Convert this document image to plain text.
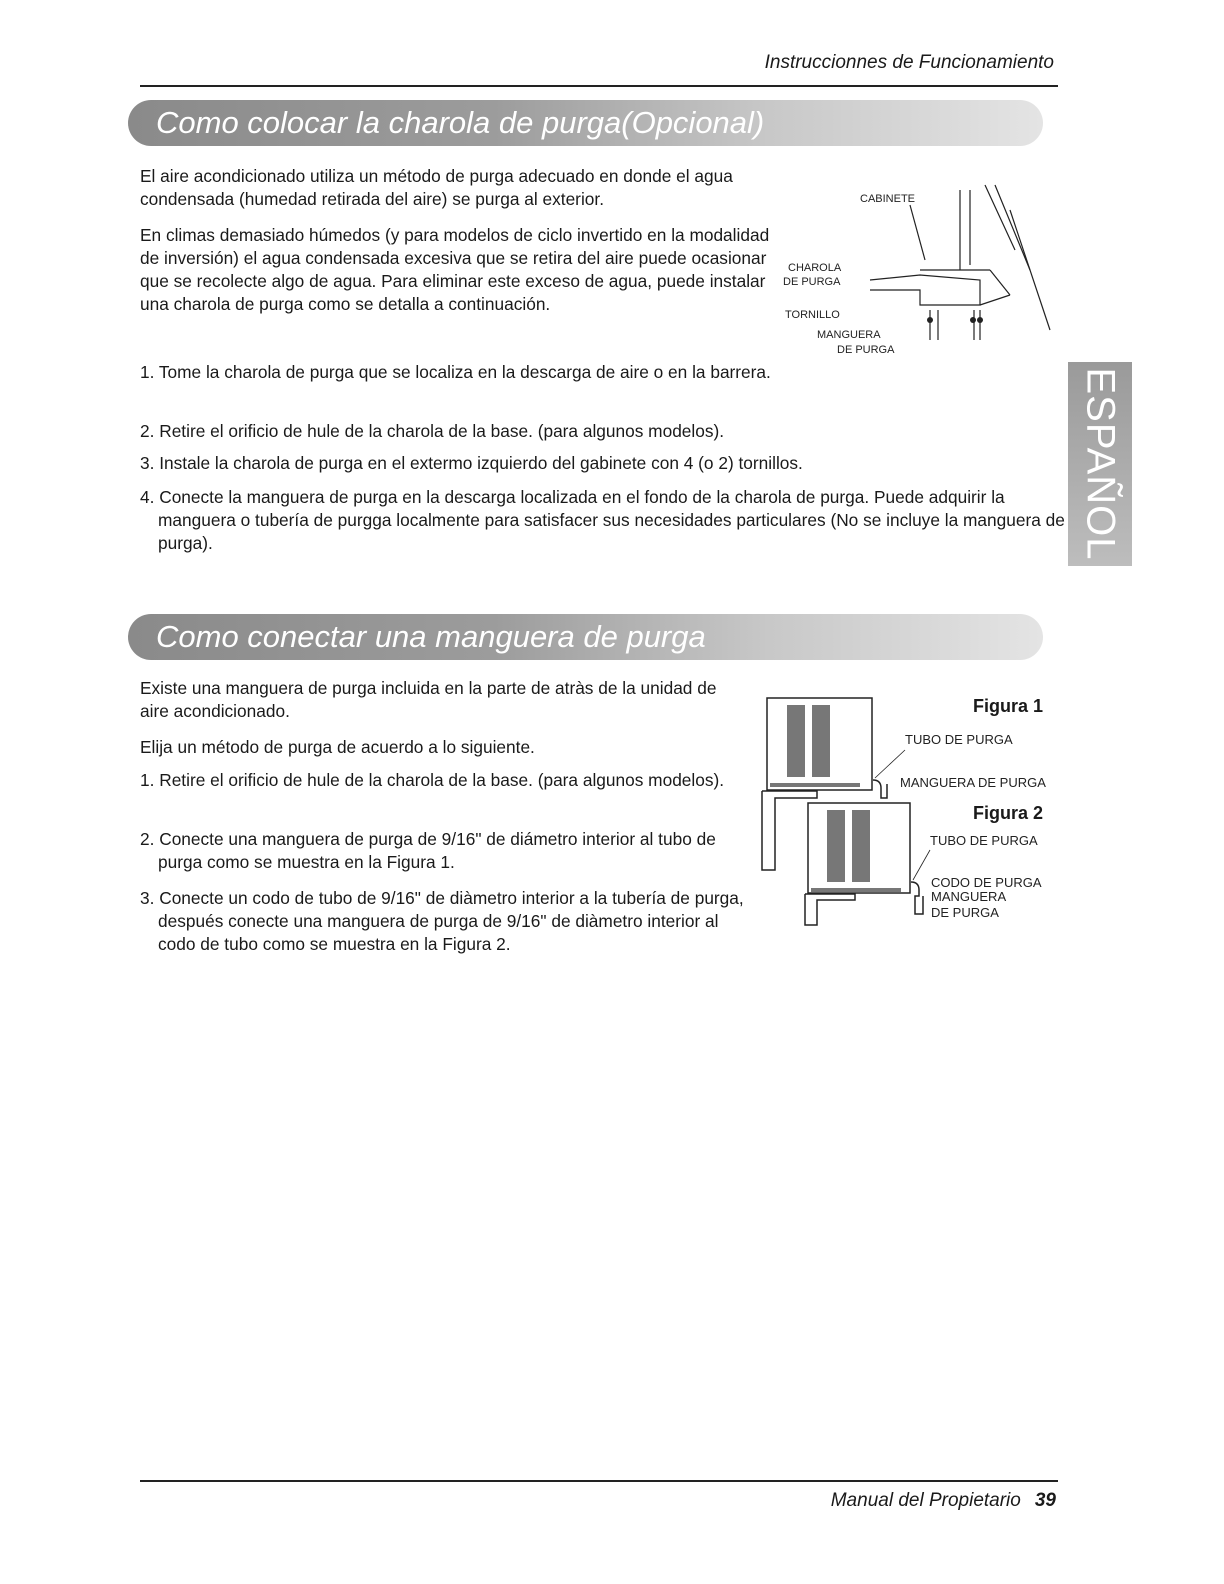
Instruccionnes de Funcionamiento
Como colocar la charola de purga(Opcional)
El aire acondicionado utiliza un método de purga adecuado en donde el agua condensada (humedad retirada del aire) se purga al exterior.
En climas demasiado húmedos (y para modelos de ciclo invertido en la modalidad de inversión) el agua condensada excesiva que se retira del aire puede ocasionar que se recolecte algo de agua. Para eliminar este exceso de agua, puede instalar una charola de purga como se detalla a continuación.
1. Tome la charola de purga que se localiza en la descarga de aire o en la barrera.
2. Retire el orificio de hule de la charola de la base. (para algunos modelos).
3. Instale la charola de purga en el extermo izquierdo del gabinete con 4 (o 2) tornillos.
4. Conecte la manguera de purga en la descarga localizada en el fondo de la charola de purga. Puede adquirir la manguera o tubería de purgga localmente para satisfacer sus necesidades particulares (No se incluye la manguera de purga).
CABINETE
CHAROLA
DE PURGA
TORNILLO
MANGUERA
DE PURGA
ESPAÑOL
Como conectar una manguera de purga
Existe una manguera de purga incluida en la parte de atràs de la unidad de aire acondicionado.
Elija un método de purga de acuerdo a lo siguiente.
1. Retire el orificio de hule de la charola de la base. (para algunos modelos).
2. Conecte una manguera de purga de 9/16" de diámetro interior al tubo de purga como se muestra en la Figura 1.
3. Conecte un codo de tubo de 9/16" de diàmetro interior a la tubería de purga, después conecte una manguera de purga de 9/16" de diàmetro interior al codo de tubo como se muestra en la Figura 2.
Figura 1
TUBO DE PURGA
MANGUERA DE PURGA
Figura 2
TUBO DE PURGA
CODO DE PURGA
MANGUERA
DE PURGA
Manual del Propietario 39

* * *

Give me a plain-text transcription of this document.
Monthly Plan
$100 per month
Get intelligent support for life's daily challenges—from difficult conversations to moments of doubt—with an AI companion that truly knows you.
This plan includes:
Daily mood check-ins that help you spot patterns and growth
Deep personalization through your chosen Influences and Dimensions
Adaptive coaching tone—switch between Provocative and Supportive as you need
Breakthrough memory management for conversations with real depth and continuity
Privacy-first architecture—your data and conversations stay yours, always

GIVEN REQUEST: Find the lines holding "hule" and list every one.

SOLUTION FOR THIS PROBLEM:
2. Retire el orificio de hule de la charola de la base. (para algunos modelos).
1. Retire el orificio de hule de la charola de la base. (para algunos modelos).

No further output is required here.